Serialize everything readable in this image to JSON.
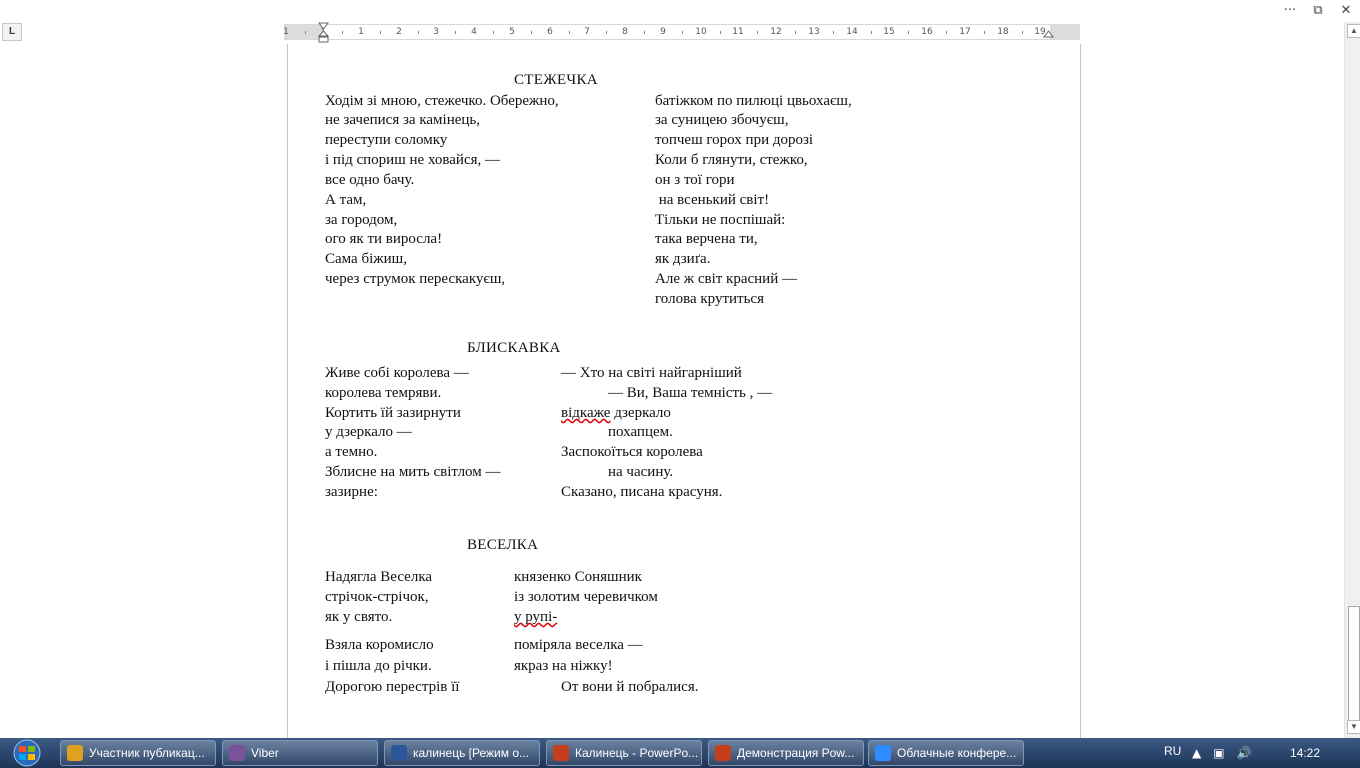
{
  "window": {
    "controls": {
      "more": "···",
      "restore": "⧉",
      "close": "✕"
    }
  },
  "ruler": {
    "tab_selector": "L",
    "numbers": [
      "1",
      "1",
      "1",
      "2",
      "3",
      "4",
      "5",
      "6",
      "7",
      "8",
      "9",
      "10",
      "11",
      "12",
      "13",
      "14",
      "15",
      "16",
      "17",
      "18",
      "19"
    ]
  },
  "poem1": {
    "title": "СТЕЖЕЧКА",
    "left": [
      "Ходім зі мною, стежечко. Обережно,",
      "не зачепися за камінець,",
      "переступи соломку",
      "і під спориш не ховайся, —",
      "все одно бачу.",
      "А там,",
      "за городом,",
      "ого як ти виросла!",
      "Сама біжиш,",
      "через струмок перескакуєш,"
    ],
    "right": [
      "батіжком по пилюці цвьохаєш,",
      "за суницею збочуєш,",
      "топчеш горох при дорозі",
      "Коли б глянути, стежко,",
      "он з тої гори",
      " на всенький світ!",
      "Тільки не поспішай:",
      "така верчена ти,",
      "як дзиґа.",
      "Але ж світ красний —",
      "голова крутиться"
    ]
  },
  "poem2": {
    "title": "БЛИСКАВКА",
    "left": [
      "Живе собі королева —",
      "королева темряви.",
      "Кортить їй зазирнути",
      "у дзеркало —",
      "а темно.",
      "Зблисне на мить світлом —",
      "зазирне:"
    ],
    "right": [
      "— Хто на світі найгарніший",
      "— Ви, Ваша темність , —",
      "відкаже",
      " дзеркало",
      "похапцем.",
      "Заспокоїться королева",
      "на часину.",
      "Сказано, писана красуня."
    ]
  },
  "poem3": {
    "title": "ВЕСЕЛКА",
    "left": [
      "Надягла Веселка",
      "стрічок-стрічок,",
      "як у свято.",
      "Взяла коромисло",
      "і пішла до річки.",
      "Дорогою перестрів її"
    ],
    "right": [
      "князенко Соняшник",
      "із золотим черевичком",
      "у рупі-",
      "поміряла веселка —",
      "якраз на ніжку!",
      "От вони й побралися."
    ]
  },
  "taskbar": {
    "tasks": [
      {
        "label": "Участник публикац...",
        "icon": "chrome-icon",
        "color": "#e0a020"
      },
      {
        "label": "Viber",
        "icon": "viber-icon",
        "color": "#7b519d"
      },
      {
        "label": "калинець [Режим о...",
        "icon": "word-icon",
        "color": "#2b579a"
      },
      {
        "label": "Калинець - PowerPo...",
        "icon": "powerpoint-icon",
        "color": "#c43e1c"
      },
      {
        "label": "Демонстрация Pow...",
        "icon": "powerpoint-show-icon",
        "color": "#c43e1c"
      },
      {
        "label": "Облачные конфере...",
        "icon": "zoom-icon",
        "color": "#2d8cff"
      }
    ],
    "language": "RU",
    "time": "14:22"
  }
}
-------------------------
Set task → Find the lines above that contain the word "powerpoint" and collect them.

Reply to the exercise →
        "icon": "powerpoint-icon",
        "icon": "powerpoint-show-icon",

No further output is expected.